Given exercise → Quote all lines below exactly. Images stay out.

Stored records
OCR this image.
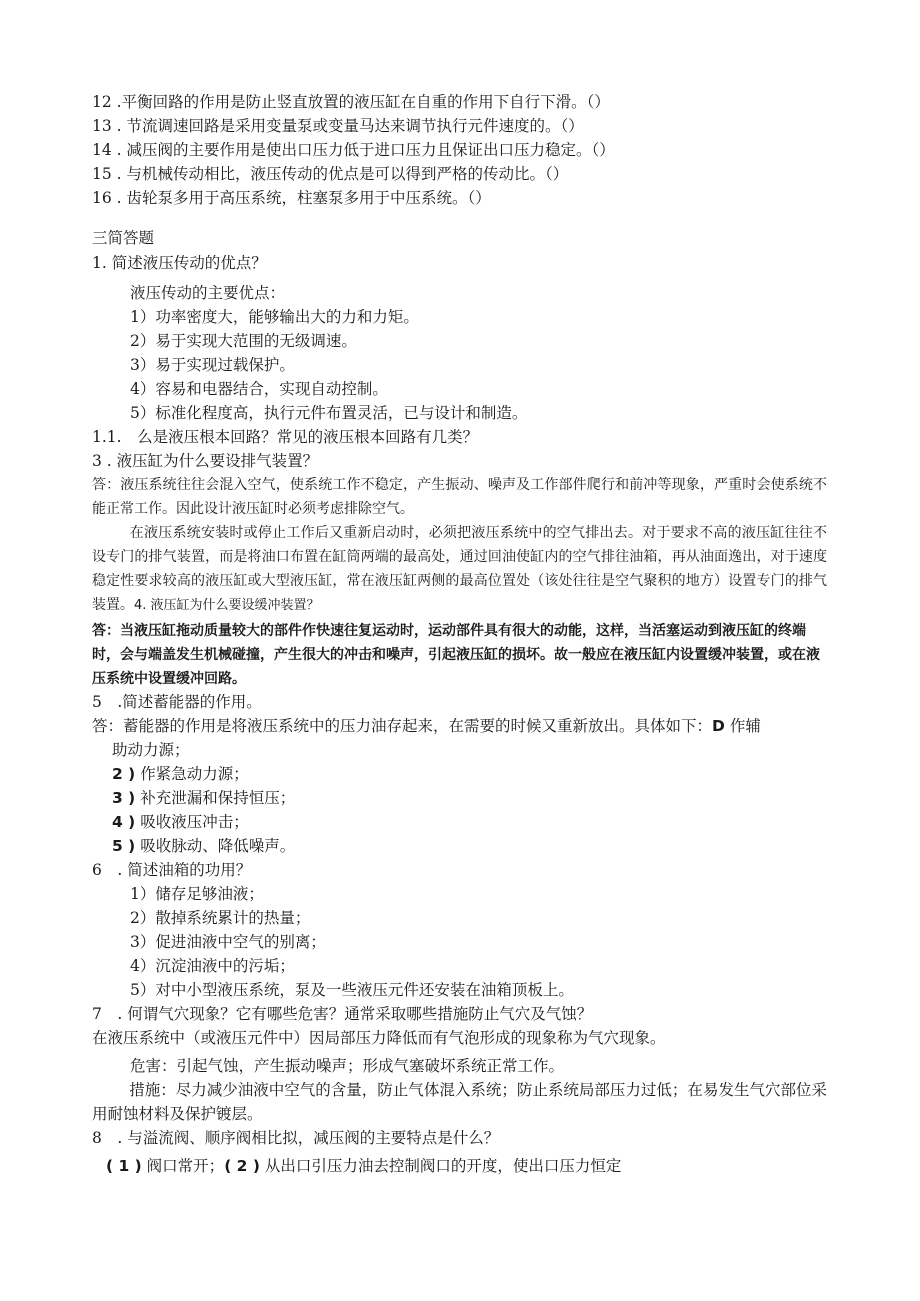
12 .平衡回路的作用是防止竖直放置的液压缸在自重的作用下自行下滑。（）
13 . 节流调速回路是采用变量泵或变量马达来调节执行元件速度的。（）
14 . 减压阀的主要作用是使出口压力低于进口压力且保证出口压力稳定。（）
15 . 与机械传动相比，液压传动的优点是可以得到严格的传动比。（）
16 . 齿轮泵多用于高压系统，柱塞泵多用于中压系统。（）
三简答题
1. 简述液压传动的优点？
液压传动的主要优点：
1）功率密度大，能够输出大的力和力矩。
2）易于实现大范围的无级调速。
3）易于实现过载保护。
4）容易和电器结合，实现自动控制。
5）标准化程度高，执行元件布置灵活，已与设计和制造。
1.1.　么是液压根本回路？常见的液压根本回路有几类？
3 . 液压缸为什么要设排气装置？
答：液压系统往往会混入空气，使系统工作不稳定，产生振动、噪声及工作部件爬行和前冲等现象，严重时会使系统不能正常工作。因此设计液压缸时必须考虑排除空气。
在液压系统安装时或停止工作后又重新启动时，必须把液压系统中的空气排出去。对于要求不高的液压缸往往不设专门的排气装置，而是将油口布置在缸筒两端的最高处，通过回油使缸内的空气排往油箱，再从油面逸出，对于速度稳定性要求较高的液压缸或大型液压缸，常在液压缸两侧的最高位置处（该处往往是空气聚积的地方）设置专门的排气装置。4. 液压缸为什么要设缓冲装置？
答：当液压缸拖动质量较大的部件作快速往复运动时，运动部件具有很大的动能，这样，当活塞运动到液压缸的终端时，会与端盖发生机械碰撞，产生很大的冲击和噪声，引起液压缸的损坏。故一般应在液压缸内设置缓冲装置，或在液压系统中设置缓冲回路。
5　.简述蓄能器的作用。
答：蓄能器的作用是将液压系统中的压力油存起来，在需要的时候又重新放出。具体如下：D 作辅
助动力源；
2 ) 作紧急动力源；
3 ) 补充泄漏和保持恒压；
4 ) 吸收液压冲击；
5 ) 吸收脉动、降低噪声。
6　. 简述油箱的功用？
1）储存足够油液；
2）散掉系统累计的热量；
3）促进油液中空气的别离；
4）沉淀油液中的污垢；
5）对中小型液压系统，泵及一些液压元件还安装在油箱顶板上。
7　. 何谓气穴现象？它有哪些危害？通常采取哪些措施防止气穴及气蚀？
在液压系统中（或液压元件中）因局部压力降低而有气泡形成的现象称为气穴现象。
危害：引起气蚀，产生振动噪声；形成气塞破坏系统正常工作。
措施：尽力减少油液中空气的含量，防止气体混入系统；防止系统局部压力过低；在易发生气穴部位采用耐蚀材料及保护镀层。
8　. 与溢流阀、顺序阀相比拟，减压阀的主要特点是什么？
( 1 ) 阀口常开；( 2 ) 从出口引压力油去控制阀口的开度，使出口压力恒定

Task response →
OCR this image.
12 .平衡回路的作用是防止竖直放置的液压缸在自重的作用下自行下滑。（）
13 . 节流调速回路是采用变量泵或变量马达来调节执行元件速度的。（）
14 . 减压阀的主要作用是使出口压力低于进口压力且保证出口压力稳定。（）
15 . 与机械传动相比，液压传动的优点是可以得到严格的传动比。（）
16 . 齿轮泵多用于高压系统，柱塞泵多用于中压系统。（）
三简答题
1. 简述液压传动的优点？
液压传动的主要优点：
1）功率密度大，能够输出大的力和力矩。
2）易于实现大范围的无级调速。
3）易于实现过载保护。
4）容易和电器结合，实现自动控制。
5）标准化程度高，执行元件布置灵活，已与设计和制造。
1.1.　么是液压根本回路？常见的液压根本回路有几类？
3 . 液压缸为什么要设排气装置？
答：液压系统往往会混入空气，使系统工作不稳定，产生振动、噪声及工作部件爬行和前冲等现象，严重时会使系统不能正常工作。因此设计液压缸时必须考虑排除空气。
在液压系统安装时或停止工作后又重新启动时，必须把液压系统中的空气排出去。对于要求不高的液压缸往往不设专门的排气装置，而是将油口布置在缸筒两端的最高处，通过回油使缸内的空气排往油箱，再从油面逸出，对于速度稳定性要求较高的液压缸或大型液压缸，常在液压缸两侧的最高位置处（该处往往是空气聚积的地方）设置专门的排气装置。4. 液压缸为什么要设缓冲装置？
答：当液压缸拖动质量较大的部件作快速往复运动时，运动部件具有很大的动能，这样，当活塞运动到液压缸的终端时，会与端盖发生机械碰撞，产生很大的冲击和噪声，引起液压缸的损坏。故一般应在液压缸内设置缓冲装置，或在液压系统中设置缓冲回路。
5　.简述蓄能器的作用。
答：蓄能器的作用是将液压系统中的压力油存起来，在需要的时候又重新放出。具体如下：D 作辅
助动力源；
2 ) 作紧急动力源；
3 ) 补充泄漏和保持恒压；
4 ) 吸收液压冲击；
5 ) 吸收脉动、降低噪声。
6　. 简述油箱的功用？
1）储存足够油液；
2）散掉系统累计的热量；
3）促进油液中空气的别离；
4）沉淀油液中的污垢；
5）对中小型液压系统，泵及一些液压元件还安装在油箱顶板上。
7　. 何谓气穴现象？它有哪些危害？通常采取哪些措施防止气穴及气蚀？
在液压系统中（或液压元件中）因局部压力降低而有气泡形成的现象称为气穴现象。
危害：引起气蚀，产生振动噪声；形成气塞破坏系统正常工作。
措施：尽力减少油液中空气的含量，防止气体混入系统；防止系统局部压力过低；在易发生气穴部位采用耐蚀材料及保护镀层。
8　. 与溢流阀、顺序阀相比拟，减压阀的主要特点是什么？
( 1 ) 阀口常开；( 2 ) 从出口引压力油去控制阀口的开度，使出口压力恒定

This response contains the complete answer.